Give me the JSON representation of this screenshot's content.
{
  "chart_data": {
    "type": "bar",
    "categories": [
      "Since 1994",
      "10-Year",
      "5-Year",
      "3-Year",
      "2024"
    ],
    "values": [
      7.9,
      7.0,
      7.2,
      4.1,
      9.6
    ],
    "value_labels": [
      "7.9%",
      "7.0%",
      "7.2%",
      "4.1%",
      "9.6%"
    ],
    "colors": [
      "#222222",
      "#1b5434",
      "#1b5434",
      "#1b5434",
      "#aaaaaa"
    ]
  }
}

*BRIEF*. Reproduce the data in its entirety, matching each character.

*OUTPUT OF THE TASK*.
Give me the JSON representation of this screenshot's content.
{
  "chart_data": {
    "type": "bar",
    "categories": [
      "Since 1994",
      "10-Year",
      "5-Year",
      "3-Year",
      "2024"
    ],
    "values": [
      7.9,
      7.0,
      7.2,
      4.1,
      9.6
    ],
    "value_labels": [
      "7.9%",
      "7.0%",
      "7.2%",
      "4.1%",
      "9.6%"
    ],
    "colors": [
      "#222222",
      "#1b5434",
      "#1b5434",
      "#1b5434",
      "#aaaaaa"
    ]
  }
}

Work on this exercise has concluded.